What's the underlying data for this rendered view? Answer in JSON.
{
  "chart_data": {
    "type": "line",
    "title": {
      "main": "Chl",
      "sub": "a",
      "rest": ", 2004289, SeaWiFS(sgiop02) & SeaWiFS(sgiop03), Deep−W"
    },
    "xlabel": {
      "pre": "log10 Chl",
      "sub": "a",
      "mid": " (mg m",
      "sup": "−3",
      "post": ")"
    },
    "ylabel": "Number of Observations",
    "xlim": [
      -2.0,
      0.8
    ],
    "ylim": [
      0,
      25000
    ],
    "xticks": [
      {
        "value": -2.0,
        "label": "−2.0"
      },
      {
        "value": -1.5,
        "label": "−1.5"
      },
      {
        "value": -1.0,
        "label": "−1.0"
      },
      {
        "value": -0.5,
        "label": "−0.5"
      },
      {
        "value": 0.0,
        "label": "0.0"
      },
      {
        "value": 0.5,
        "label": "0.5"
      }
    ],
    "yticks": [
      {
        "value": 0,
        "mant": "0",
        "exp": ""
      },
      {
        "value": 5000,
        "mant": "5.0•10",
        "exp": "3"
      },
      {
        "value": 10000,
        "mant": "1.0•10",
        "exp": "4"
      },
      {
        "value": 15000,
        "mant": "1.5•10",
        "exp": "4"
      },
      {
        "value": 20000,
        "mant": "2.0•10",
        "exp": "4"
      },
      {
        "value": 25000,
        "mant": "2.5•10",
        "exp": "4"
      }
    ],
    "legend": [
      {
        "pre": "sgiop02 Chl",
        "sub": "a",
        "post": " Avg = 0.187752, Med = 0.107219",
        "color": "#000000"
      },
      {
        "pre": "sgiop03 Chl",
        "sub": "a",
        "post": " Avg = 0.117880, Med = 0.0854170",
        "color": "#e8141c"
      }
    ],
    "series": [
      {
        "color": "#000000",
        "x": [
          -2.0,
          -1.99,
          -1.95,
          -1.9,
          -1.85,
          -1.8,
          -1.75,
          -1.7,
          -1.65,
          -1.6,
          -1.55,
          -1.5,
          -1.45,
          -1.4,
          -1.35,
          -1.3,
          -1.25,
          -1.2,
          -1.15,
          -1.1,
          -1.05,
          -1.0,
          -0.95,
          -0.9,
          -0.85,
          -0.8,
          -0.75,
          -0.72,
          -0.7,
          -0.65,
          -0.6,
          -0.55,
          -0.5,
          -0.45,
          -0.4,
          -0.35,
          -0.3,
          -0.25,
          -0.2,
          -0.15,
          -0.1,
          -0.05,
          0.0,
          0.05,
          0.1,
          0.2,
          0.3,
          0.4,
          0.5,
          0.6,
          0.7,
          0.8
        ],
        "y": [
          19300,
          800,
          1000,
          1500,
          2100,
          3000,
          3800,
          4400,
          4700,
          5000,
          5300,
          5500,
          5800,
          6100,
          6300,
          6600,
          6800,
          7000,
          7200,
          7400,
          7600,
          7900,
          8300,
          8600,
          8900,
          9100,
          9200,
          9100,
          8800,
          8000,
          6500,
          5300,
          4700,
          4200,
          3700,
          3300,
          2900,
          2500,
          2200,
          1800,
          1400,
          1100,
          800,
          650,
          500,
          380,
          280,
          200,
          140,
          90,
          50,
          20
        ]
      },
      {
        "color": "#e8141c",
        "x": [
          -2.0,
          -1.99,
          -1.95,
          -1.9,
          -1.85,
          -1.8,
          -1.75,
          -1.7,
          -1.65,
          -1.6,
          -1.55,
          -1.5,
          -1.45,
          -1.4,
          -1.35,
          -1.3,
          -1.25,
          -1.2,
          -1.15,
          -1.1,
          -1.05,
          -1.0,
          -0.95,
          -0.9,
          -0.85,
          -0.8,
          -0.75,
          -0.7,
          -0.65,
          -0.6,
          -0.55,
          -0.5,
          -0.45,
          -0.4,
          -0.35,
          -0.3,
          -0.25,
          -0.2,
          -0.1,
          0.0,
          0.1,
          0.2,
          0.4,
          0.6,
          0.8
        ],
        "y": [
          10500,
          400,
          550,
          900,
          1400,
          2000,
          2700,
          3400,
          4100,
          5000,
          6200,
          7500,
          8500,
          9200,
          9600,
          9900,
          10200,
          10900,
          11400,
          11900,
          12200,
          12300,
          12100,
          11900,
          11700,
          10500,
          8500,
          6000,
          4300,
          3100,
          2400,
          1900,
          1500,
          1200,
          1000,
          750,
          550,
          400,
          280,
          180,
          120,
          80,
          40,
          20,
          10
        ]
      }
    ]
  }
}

▶ [Work to do]: Transcribe every record above exactly as it appears.

▶ [Response]:
What's the underlying data for this rendered view? Answer in JSON.
{
  "chart_data": {
    "type": "line",
    "title": {
      "main": "Chl",
      "sub": "a",
      "rest": ", 2004289, SeaWiFS(sgiop02) & SeaWiFS(sgiop03), Deep−W"
    },
    "xlabel": {
      "pre": "log10 Chl",
      "sub": "a",
      "mid": " (mg m",
      "sup": "−3",
      "post": ")"
    },
    "ylabel": "Number of Observations",
    "xlim": [
      -2.0,
      0.8
    ],
    "ylim": [
      0,
      25000
    ],
    "xticks": [
      {
        "value": -2.0,
        "label": "−2.0"
      },
      {
        "value": -1.5,
        "label": "−1.5"
      },
      {
        "value": -1.0,
        "label": "−1.0"
      },
      {
        "value": -0.5,
        "label": "−0.5"
      },
      {
        "value": 0.0,
        "label": "0.0"
      },
      {
        "value": 0.5,
        "label": "0.5"
      }
    ],
    "yticks": [
      {
        "value": 0,
        "mant": "0",
        "exp": ""
      },
      {
        "value": 5000,
        "mant": "5.0•10",
        "exp": "3"
      },
      {
        "value": 10000,
        "mant": "1.0•10",
        "exp": "4"
      },
      {
        "value": 15000,
        "mant": "1.5•10",
        "exp": "4"
      },
      {
        "value": 20000,
        "mant": "2.0•10",
        "exp": "4"
      },
      {
        "value": 25000,
        "mant": "2.5•10",
        "exp": "4"
      }
    ],
    "legend": [
      {
        "pre": "sgiop02 Chl",
        "sub": "a",
        "post": " Avg = 0.187752, Med = 0.107219",
        "color": "#000000"
      },
      {
        "pre": "sgiop03 Chl",
        "sub": "a",
        "post": " Avg = 0.117880, Med = 0.0854170",
        "color": "#e8141c"
      }
    ],
    "series": [
      {
        "color": "#000000",
        "x": [
          -2.0,
          -1.99,
          -1.95,
          -1.9,
          -1.85,
          -1.8,
          -1.75,
          -1.7,
          -1.65,
          -1.6,
          -1.55,
          -1.5,
          -1.45,
          -1.4,
          -1.35,
          -1.3,
          -1.25,
          -1.2,
          -1.15,
          -1.1,
          -1.05,
          -1.0,
          -0.95,
          -0.9,
          -0.85,
          -0.8,
          -0.75,
          -0.72,
          -0.7,
          -0.65,
          -0.6,
          -0.55,
          -0.5,
          -0.45,
          -0.4,
          -0.35,
          -0.3,
          -0.25,
          -0.2,
          -0.15,
          -0.1,
          -0.05,
          0.0,
          0.05,
          0.1,
          0.2,
          0.3,
          0.4,
          0.5,
          0.6,
          0.7,
          0.8
        ],
        "y": [
          19300,
          800,
          1000,
          1500,
          2100,
          3000,
          3800,
          4400,
          4700,
          5000,
          5300,
          5500,
          5800,
          6100,
          6300,
          6600,
          6800,
          7000,
          7200,
          7400,
          7600,
          7900,
          8300,
          8600,
          8900,
          9100,
          9200,
          9100,
          8800,
          8000,
          6500,
          5300,
          4700,
          4200,
          3700,
          3300,
          2900,
          2500,
          2200,
          1800,
          1400,
          1100,
          800,
          650,
          500,
          380,
          280,
          200,
          140,
          90,
          50,
          20
        ]
      },
      {
        "color": "#e8141c",
        "x": [
          -2.0,
          -1.99,
          -1.95,
          -1.9,
          -1.85,
          -1.8,
          -1.75,
          -1.7,
          -1.65,
          -1.6,
          -1.55,
          -1.5,
          -1.45,
          -1.4,
          -1.35,
          -1.3,
          -1.25,
          -1.2,
          -1.15,
          -1.1,
          -1.05,
          -1.0,
          -0.95,
          -0.9,
          -0.85,
          -0.8,
          -0.75,
          -0.7,
          -0.65,
          -0.6,
          -0.55,
          -0.5,
          -0.45,
          -0.4,
          -0.35,
          -0.3,
          -0.25,
          -0.2,
          -0.1,
          0.0,
          0.1,
          0.2,
          0.4,
          0.6,
          0.8
        ],
        "y": [
          10500,
          400,
          550,
          900,
          1400,
          2000,
          2700,
          3400,
          4100,
          5000,
          6200,
          7500,
          8500,
          9200,
          9600,
          9900,
          10200,
          10900,
          11400,
          11900,
          12200,
          12300,
          12100,
          11900,
          11700,
          10500,
          8500,
          6000,
          4300,
          3100,
          2400,
          1900,
          1500,
          1200,
          1000,
          750,
          550,
          400,
          280,
          180,
          120,
          80,
          40,
          20,
          10
        ]
      }
    ]
  }
}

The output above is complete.